_Figure record listings_
⁂
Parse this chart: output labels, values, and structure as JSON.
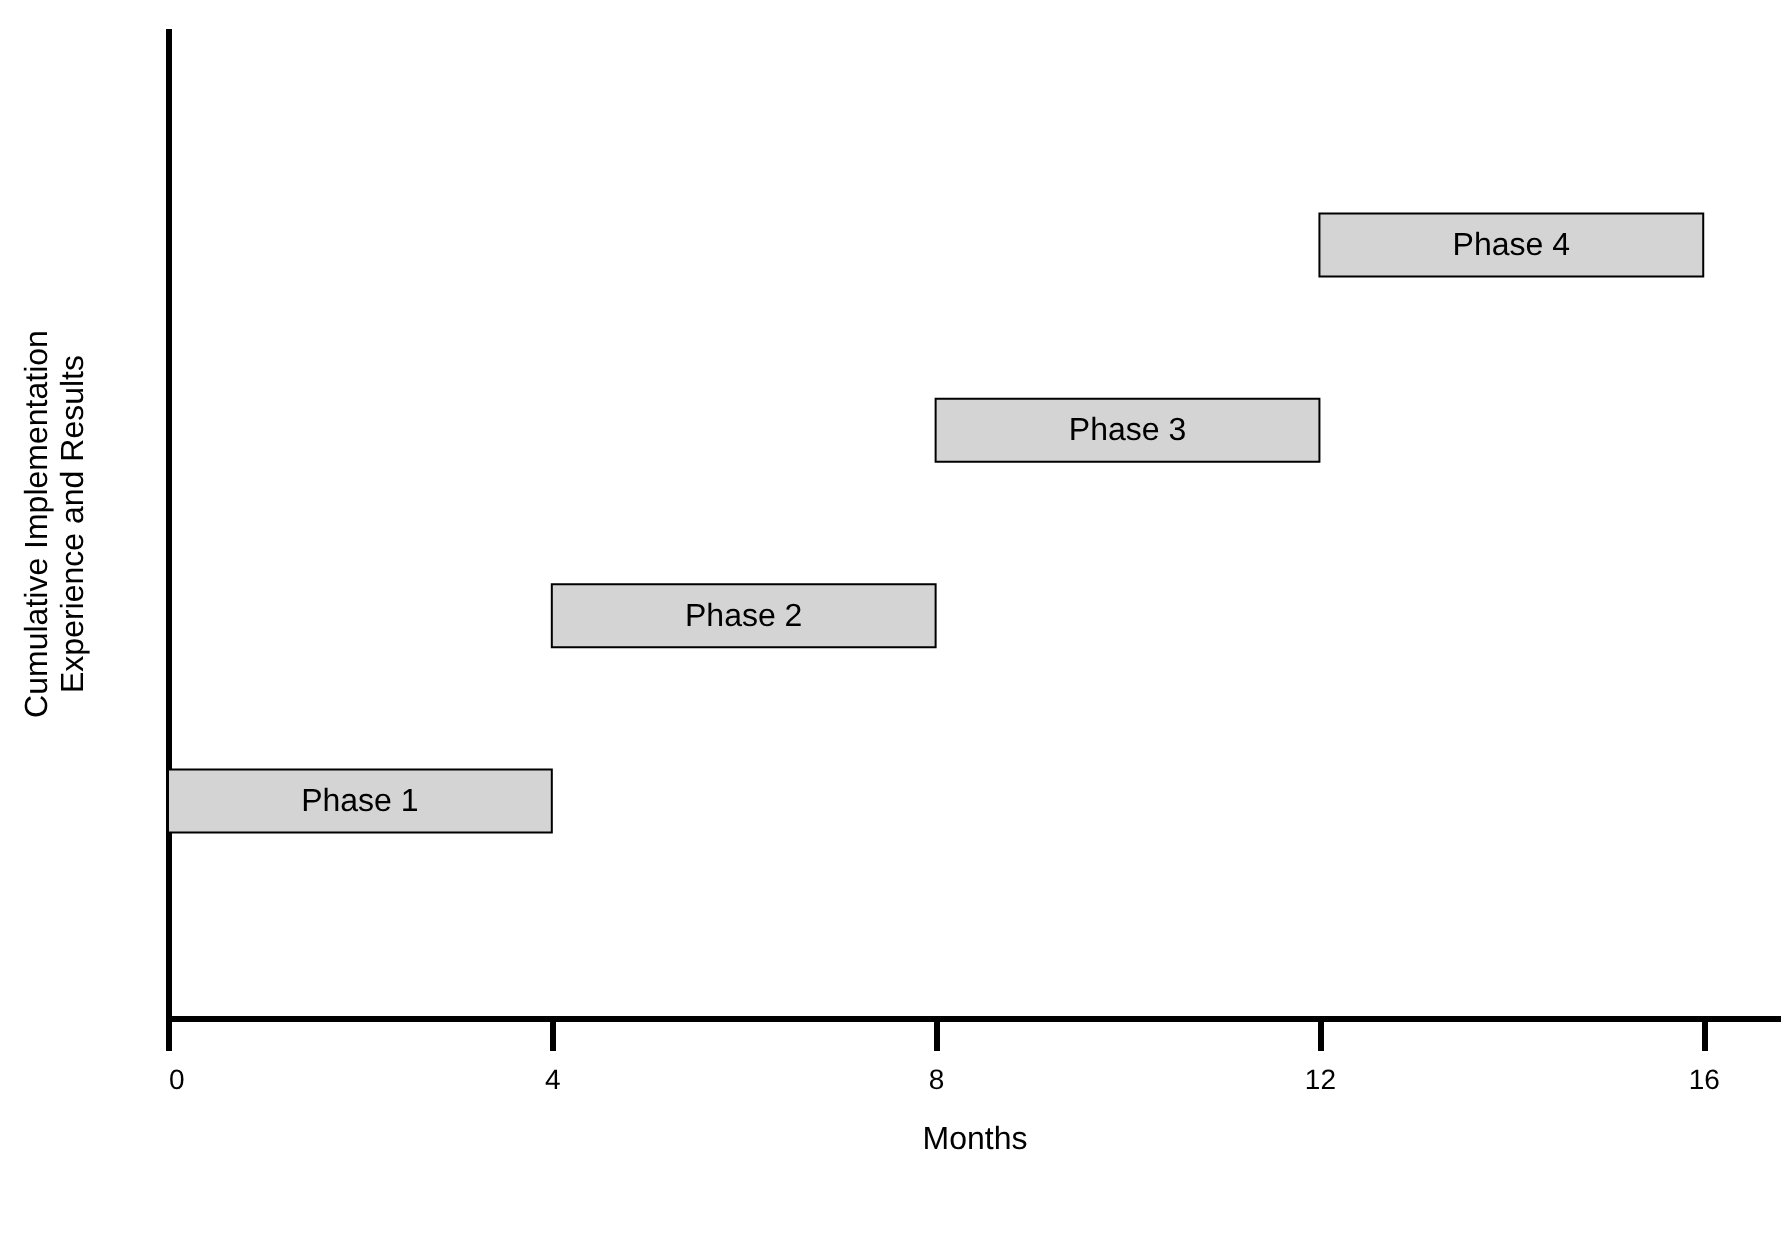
{
  "chart_data": {
    "type": "bar",
    "orientation": "horizontal",
    "xlabel": "Months",
    "ylabel": "Cumulative Implementation\nExperience and Results",
    "categories": [
      "Phase 4",
      "Phase 3",
      "Phase 2",
      "Phase 1"
    ],
    "base": [
      12,
      8,
      4,
      0
    ],
    "values": [
      4,
      4,
      4,
      4
    ],
    "color": "#d4d4d4",
    "xlim": [
      0,
      16.8
    ],
    "xticks": [
      0,
      4,
      8,
      12,
      16
    ],
    "tick_labels": "x"
  }
}
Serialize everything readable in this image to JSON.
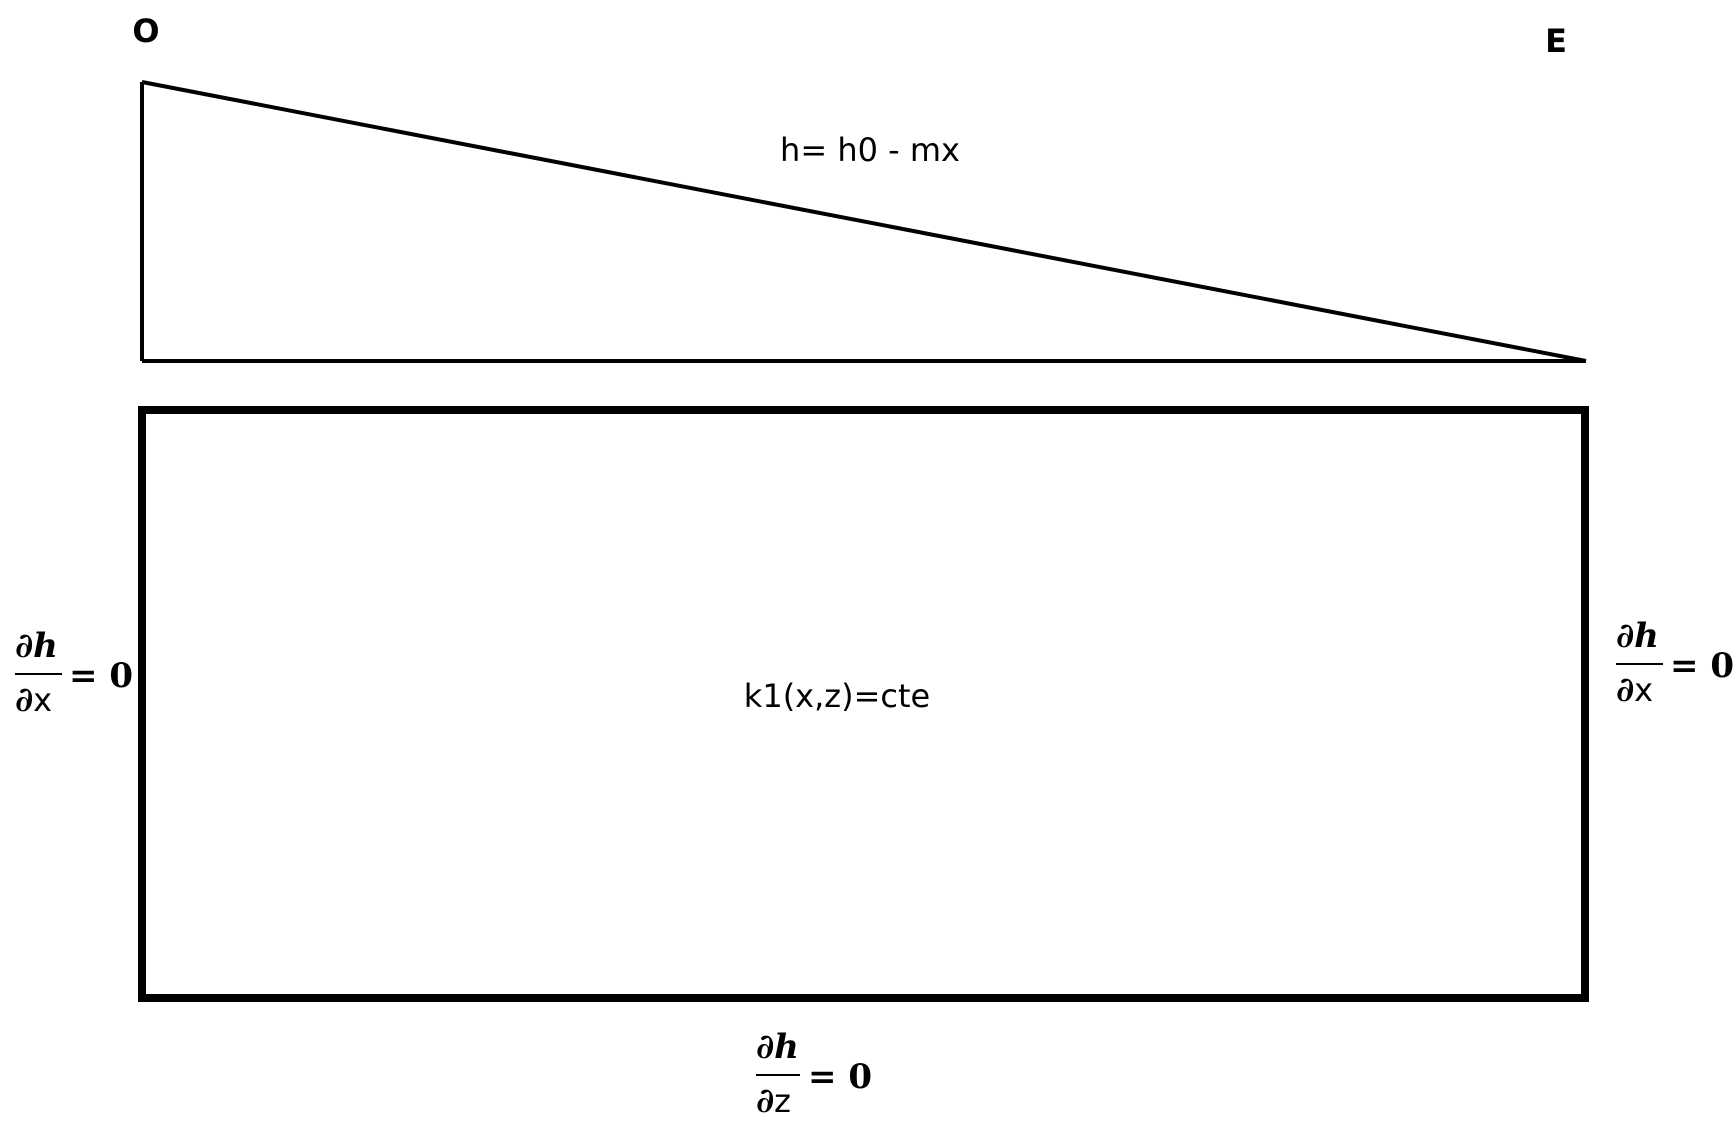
{
  "labels": {
    "origin": "O",
    "end": "E",
    "head_equation": "h= h0 - mx",
    "conductivity": "k1(x,z)=cte"
  },
  "boundary_conditions": {
    "left": {
      "numerator": "∂h",
      "partial": "∂",
      "variable": "x",
      "equals": "= 0"
    },
    "right": {
      "numerator": "∂h",
      "partial": "∂",
      "variable": "x",
      "equals": "= 0"
    },
    "bottom": {
      "numerator": "∂h",
      "partial": "∂",
      "variable": "z",
      "equals": "= 0"
    }
  }
}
⁂
_Written exercise_
Copy exactly the lines from the line containing "Serialize everything readable" through the last line of the records, both included, and omit every picture.

_Response to this task_
Serialize everything readable in this image to JSON.
{
  "labels": {
    "origin": "O",
    "end": "E",
    "head_equation": "h= h0 - mx",
    "conductivity": "k1(x,z)=cte"
  },
  "boundary_conditions": {
    "left": {
      "numerator": "∂h",
      "partial": "∂",
      "variable": "x",
      "equals": "= 0"
    },
    "right": {
      "numerator": "∂h",
      "partial": "∂",
      "variable": "x",
      "equals": "= 0"
    },
    "bottom": {
      "numerator": "∂h",
      "partial": "∂",
      "variable": "z",
      "equals": "= 0"
    }
  }
}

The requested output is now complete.